THE TASK: Reproduce all entries verbatim, with nothing added or dropped.

** start EXERCISE INPUT **

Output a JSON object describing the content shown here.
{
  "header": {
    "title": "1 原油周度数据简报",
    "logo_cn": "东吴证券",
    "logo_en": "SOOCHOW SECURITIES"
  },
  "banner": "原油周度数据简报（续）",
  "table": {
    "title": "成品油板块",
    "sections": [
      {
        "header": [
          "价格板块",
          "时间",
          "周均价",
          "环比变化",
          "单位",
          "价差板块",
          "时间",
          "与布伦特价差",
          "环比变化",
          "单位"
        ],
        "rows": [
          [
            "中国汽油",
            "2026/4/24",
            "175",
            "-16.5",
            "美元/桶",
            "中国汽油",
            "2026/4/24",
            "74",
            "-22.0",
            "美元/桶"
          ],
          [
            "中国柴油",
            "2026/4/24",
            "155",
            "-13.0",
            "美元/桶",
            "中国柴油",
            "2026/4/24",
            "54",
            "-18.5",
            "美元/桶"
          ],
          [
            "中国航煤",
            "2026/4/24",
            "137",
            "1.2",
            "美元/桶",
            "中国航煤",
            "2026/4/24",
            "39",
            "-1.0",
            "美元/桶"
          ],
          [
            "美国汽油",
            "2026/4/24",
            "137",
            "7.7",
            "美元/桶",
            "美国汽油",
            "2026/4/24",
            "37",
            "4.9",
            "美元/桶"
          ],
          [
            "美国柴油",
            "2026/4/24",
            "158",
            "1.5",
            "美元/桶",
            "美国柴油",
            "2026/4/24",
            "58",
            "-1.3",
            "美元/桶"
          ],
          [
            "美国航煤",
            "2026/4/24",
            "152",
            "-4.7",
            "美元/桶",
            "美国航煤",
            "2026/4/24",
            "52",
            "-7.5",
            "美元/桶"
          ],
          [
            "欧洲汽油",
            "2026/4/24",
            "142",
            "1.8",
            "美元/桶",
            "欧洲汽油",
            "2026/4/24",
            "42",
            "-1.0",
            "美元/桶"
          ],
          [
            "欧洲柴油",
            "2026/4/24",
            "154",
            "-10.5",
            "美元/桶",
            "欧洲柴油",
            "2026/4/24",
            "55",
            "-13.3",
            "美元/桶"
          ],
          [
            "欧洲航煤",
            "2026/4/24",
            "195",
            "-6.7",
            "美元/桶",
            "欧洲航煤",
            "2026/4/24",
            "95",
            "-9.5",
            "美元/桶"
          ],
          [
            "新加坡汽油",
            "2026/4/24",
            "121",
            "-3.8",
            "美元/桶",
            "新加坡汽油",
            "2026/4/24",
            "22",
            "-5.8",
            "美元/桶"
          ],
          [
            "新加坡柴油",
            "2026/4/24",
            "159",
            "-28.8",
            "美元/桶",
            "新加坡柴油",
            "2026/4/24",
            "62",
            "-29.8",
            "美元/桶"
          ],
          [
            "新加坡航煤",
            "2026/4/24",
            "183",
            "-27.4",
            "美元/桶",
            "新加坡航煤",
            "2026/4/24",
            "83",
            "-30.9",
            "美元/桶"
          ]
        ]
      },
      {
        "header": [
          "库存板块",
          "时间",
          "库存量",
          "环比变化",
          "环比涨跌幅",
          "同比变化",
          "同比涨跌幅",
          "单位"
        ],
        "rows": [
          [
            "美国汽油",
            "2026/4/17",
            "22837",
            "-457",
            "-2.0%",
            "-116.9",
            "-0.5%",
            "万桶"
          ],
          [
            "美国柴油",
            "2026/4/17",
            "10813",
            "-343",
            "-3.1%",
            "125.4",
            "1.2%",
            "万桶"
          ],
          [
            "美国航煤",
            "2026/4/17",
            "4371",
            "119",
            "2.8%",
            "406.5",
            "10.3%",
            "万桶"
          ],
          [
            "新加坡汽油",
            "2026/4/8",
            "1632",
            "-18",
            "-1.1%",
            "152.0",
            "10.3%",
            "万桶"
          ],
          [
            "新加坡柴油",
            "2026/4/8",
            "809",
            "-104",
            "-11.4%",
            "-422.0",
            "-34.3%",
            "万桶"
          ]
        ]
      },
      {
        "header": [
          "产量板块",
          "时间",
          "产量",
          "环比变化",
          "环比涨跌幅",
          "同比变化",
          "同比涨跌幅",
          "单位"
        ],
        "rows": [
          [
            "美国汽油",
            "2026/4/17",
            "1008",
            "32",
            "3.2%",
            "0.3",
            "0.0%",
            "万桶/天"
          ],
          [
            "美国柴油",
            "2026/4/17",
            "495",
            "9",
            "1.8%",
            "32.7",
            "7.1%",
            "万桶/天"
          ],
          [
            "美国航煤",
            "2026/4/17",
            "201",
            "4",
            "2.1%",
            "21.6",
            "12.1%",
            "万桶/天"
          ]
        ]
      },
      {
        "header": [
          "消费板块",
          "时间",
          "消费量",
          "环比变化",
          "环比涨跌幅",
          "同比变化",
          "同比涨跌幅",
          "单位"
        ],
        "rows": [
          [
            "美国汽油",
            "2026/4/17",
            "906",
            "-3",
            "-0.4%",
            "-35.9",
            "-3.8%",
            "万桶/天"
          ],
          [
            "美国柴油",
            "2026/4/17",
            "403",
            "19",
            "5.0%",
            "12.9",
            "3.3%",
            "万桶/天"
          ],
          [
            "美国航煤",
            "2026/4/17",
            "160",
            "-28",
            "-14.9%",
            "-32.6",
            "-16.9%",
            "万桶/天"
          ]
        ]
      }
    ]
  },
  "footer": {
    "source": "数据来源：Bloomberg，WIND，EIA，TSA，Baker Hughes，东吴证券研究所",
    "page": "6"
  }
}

** end EXERCISE INPUT **

WRITTEN SOLUTION:
Output a JSON object describing the content shown here.
{
  "header": {
    "title": "1 原油周度数据简报",
    "logo_cn": "东吴证券",
    "logo_en": "SOOCHOW SECURITIES"
  },
  "banner": "原油周度数据简报（续）",
  "table": {
    "title": "成品油板块",
    "sections": [
      {
        "header": [
          "价格板块",
          "时间",
          "周均价",
          "环比变化",
          "单位",
          "价差板块",
          "时间",
          "与布伦特价差",
          "环比变化",
          "单位"
        ],
        "rows": [
          [
            "中国汽油",
            "2026/4/24",
            "175",
            "-16.5",
            "美元/桶",
            "中国汽油",
            "2026/4/24",
            "74",
            "-22.0",
            "美元/桶"
          ],
          [
            "中国柴油",
            "2026/4/24",
            "155",
            "-13.0",
            "美元/桶",
            "中国柴油",
            "2026/4/24",
            "54",
            "-18.5",
            "美元/桶"
          ],
          [
            "中国航煤",
            "2026/4/24",
            "137",
            "1.2",
            "美元/桶",
            "中国航煤",
            "2026/4/24",
            "39",
            "-1.0",
            "美元/桶"
          ],
          [
            "美国汽油",
            "2026/4/24",
            "137",
            "7.7",
            "美元/桶",
            "美国汽油",
            "2026/4/24",
            "37",
            "4.9",
            "美元/桶"
          ],
          [
            "美国柴油",
            "2026/4/24",
            "158",
            "1.5",
            "美元/桶",
            "美国柴油",
            "2026/4/24",
            "58",
            "-1.3",
            "美元/桶"
          ],
          [
            "美国航煤",
            "2026/4/24",
            "152",
            "-4.7",
            "美元/桶",
            "美国航煤",
            "2026/4/24",
            "52",
            "-7.5",
            "美元/桶"
          ],
          [
            "欧洲汽油",
            "2026/4/24",
            "142",
            "1.8",
            "美元/桶",
            "欧洲汽油",
            "2026/4/24",
            "42",
            "-1.0",
            "美元/桶"
          ],
          [
            "欧洲柴油",
            "2026/4/24",
            "154",
            "-10.5",
            "美元/桶",
            "欧洲柴油",
            "2026/4/24",
            "55",
            "-13.3",
            "美元/桶"
          ],
          [
            "欧洲航煤",
            "2026/4/24",
            "195",
            "-6.7",
            "美元/桶",
            "欧洲航煤",
            "2026/4/24",
            "95",
            "-9.5",
            "美元/桶"
          ],
          [
            "新加坡汽油",
            "2026/4/24",
            "121",
            "-3.8",
            "美元/桶",
            "新加坡汽油",
            "2026/4/24",
            "22",
            "-5.8",
            "美元/桶"
          ],
          [
            "新加坡柴油",
            "2026/4/24",
            "159",
            "-28.8",
            "美元/桶",
            "新加坡柴油",
            "2026/4/24",
            "62",
            "-29.8",
            "美元/桶"
          ],
          [
            "新加坡航煤",
            "2026/4/24",
            "183",
            "-27.4",
            "美元/桶",
            "新加坡航煤",
            "2026/4/24",
            "83",
            "-30.9",
            "美元/桶"
          ]
        ]
      },
      {
        "header": [
          "库存板块",
          "时间",
          "库存量",
          "环比变化",
          "环比涨跌幅",
          "同比变化",
          "同比涨跌幅",
          "单位"
        ],
        "rows": [
          [
            "美国汽油",
            "2026/4/17",
            "22837",
            "-457",
            "-2.0%",
            "-116.9",
            "-0.5%",
            "万桶"
          ],
          [
            "美国柴油",
            "2026/4/17",
            "10813",
            "-343",
            "-3.1%",
            "125.4",
            "1.2%",
            "万桶"
          ],
          [
            "美国航煤",
            "2026/4/17",
            "4371",
            "119",
            "2.8%",
            "406.5",
            "10.3%",
            "万桶"
          ],
          [
            "新加坡汽油",
            "2026/4/8",
            "1632",
            "-18",
            "-1.1%",
            "152.0",
            "10.3%",
            "万桶"
          ],
          [
            "新加坡柴油",
            "2026/4/8",
            "809",
            "-104",
            "-11.4%",
            "-422.0",
            "-34.3%",
            "万桶"
          ]
        ]
      },
      {
        "header": [
          "产量板块",
          "时间",
          "产量",
          "环比变化",
          "环比涨跌幅",
          "同比变化",
          "同比涨跌幅",
          "单位"
        ],
        "rows": [
          [
            "美国汽油",
            "2026/4/17",
            "1008",
            "32",
            "3.2%",
            "0.3",
            "0.0%",
            "万桶/天"
          ],
          [
            "美国柴油",
            "2026/4/17",
            "495",
            "9",
            "1.8%",
            "32.7",
            "7.1%",
            "万桶/天"
          ],
          [
            "美国航煤",
            "2026/4/17",
            "201",
            "4",
            "2.1%",
            "21.6",
            "12.1%",
            "万桶/天"
          ]
        ]
      },
      {
        "header": [
          "消费板块",
          "时间",
          "消费量",
          "环比变化",
          "环比涨跌幅",
          "同比变化",
          "同比涨跌幅",
          "单位"
        ],
        "rows": [
          [
            "美国汽油",
            "2026/4/17",
            "906",
            "-3",
            "-0.4%",
            "-35.9",
            "-3.8%",
            "万桶/天"
          ],
          [
            "美国柴油",
            "2026/4/17",
            "403",
            "19",
            "5.0%",
            "12.9",
            "3.3%",
            "万桶/天"
          ],
          [
            "美国航煤",
            "2026/4/17",
            "160",
            "-28",
            "-14.9%",
            "-32.6",
            "-16.9%",
            "万桶/天"
          ]
        ]
      }
    ]
  },
  "footer": {
    "source": "数据来源：Bloomberg，WIND，EIA，TSA，Baker Hughes，东吴证券研究所",
    "page": "6"
  }
}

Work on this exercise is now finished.